* [DIRECTIONS]:
Copy each line that has the string "school" somewhere in it.

··· INPUT FOR THIS TASK

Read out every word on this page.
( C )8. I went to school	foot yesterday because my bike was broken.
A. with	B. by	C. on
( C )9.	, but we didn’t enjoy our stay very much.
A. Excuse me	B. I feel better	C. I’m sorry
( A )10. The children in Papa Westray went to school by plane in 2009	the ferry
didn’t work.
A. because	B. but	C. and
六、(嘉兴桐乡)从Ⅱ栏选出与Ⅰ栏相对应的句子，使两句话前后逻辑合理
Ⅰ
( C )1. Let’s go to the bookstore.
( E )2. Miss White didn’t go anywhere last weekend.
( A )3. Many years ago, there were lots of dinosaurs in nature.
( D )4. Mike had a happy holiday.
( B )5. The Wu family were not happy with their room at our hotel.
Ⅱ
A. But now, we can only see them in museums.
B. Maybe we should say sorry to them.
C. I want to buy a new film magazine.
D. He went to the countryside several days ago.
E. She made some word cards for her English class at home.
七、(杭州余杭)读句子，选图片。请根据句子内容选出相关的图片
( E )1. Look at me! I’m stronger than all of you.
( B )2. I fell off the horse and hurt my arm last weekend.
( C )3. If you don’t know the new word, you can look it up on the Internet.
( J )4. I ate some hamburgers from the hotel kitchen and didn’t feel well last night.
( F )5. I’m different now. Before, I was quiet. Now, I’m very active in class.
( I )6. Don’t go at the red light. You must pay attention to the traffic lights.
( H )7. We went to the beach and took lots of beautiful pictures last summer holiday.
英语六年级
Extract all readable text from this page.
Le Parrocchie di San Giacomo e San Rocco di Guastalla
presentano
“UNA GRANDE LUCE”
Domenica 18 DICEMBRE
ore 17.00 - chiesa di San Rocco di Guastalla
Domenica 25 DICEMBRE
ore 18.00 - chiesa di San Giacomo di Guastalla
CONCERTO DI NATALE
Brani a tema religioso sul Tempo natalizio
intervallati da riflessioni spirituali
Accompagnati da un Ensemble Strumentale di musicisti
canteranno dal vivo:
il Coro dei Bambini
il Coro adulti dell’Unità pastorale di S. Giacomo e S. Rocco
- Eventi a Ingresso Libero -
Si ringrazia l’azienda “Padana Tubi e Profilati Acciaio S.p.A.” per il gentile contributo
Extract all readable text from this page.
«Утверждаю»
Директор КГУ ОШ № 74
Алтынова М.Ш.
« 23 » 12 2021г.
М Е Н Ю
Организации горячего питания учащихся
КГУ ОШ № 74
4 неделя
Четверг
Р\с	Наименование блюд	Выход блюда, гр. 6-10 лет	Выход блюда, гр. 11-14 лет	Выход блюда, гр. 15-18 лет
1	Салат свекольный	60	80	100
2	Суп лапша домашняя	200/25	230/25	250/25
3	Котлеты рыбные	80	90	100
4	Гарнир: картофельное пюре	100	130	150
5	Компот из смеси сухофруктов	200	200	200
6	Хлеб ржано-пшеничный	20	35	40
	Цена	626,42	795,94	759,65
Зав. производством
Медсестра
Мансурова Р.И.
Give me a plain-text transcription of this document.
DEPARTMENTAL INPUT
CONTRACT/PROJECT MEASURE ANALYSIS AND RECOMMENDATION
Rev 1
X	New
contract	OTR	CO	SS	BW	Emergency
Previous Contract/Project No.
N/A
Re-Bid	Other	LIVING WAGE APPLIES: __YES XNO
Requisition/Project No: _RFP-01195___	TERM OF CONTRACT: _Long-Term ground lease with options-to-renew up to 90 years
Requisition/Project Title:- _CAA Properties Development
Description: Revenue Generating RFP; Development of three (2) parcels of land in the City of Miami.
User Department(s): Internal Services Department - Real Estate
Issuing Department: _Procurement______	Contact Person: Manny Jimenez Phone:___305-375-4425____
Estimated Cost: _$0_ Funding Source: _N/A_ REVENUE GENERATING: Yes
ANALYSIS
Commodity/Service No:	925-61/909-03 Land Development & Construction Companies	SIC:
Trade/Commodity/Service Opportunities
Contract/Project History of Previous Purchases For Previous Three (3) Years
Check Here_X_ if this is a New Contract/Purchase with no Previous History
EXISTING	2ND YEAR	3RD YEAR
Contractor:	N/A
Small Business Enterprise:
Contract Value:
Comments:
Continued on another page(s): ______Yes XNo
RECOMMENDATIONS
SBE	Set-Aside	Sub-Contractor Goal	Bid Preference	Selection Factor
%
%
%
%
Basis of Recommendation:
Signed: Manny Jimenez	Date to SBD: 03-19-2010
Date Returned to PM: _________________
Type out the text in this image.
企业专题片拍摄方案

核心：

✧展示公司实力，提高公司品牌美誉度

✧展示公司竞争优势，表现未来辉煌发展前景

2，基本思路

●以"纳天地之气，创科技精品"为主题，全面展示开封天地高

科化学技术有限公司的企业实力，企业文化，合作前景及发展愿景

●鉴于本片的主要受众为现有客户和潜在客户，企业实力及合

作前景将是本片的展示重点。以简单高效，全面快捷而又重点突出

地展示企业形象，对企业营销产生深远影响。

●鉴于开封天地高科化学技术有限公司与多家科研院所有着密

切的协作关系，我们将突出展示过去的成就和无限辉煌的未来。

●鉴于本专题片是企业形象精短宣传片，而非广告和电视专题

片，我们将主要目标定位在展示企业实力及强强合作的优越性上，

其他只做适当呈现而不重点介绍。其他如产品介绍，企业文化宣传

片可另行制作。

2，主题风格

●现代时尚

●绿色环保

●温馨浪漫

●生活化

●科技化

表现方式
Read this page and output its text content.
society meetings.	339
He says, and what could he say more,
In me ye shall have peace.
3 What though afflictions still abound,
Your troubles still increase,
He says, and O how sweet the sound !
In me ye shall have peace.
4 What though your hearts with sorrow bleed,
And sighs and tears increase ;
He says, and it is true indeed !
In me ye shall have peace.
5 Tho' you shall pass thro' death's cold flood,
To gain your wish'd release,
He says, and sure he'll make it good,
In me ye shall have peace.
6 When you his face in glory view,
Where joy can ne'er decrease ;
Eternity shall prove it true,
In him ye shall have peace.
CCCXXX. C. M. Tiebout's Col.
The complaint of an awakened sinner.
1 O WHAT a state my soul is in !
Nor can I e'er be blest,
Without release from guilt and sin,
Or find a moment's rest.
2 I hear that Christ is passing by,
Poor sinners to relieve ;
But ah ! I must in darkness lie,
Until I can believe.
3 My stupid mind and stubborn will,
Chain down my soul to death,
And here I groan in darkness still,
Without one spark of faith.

······

* [RESULT]:
( C )8. I went to school	foot yesterday because my bike was broken.
( A )10. The children in Papa Westray went to school by plane in 2009	the ferry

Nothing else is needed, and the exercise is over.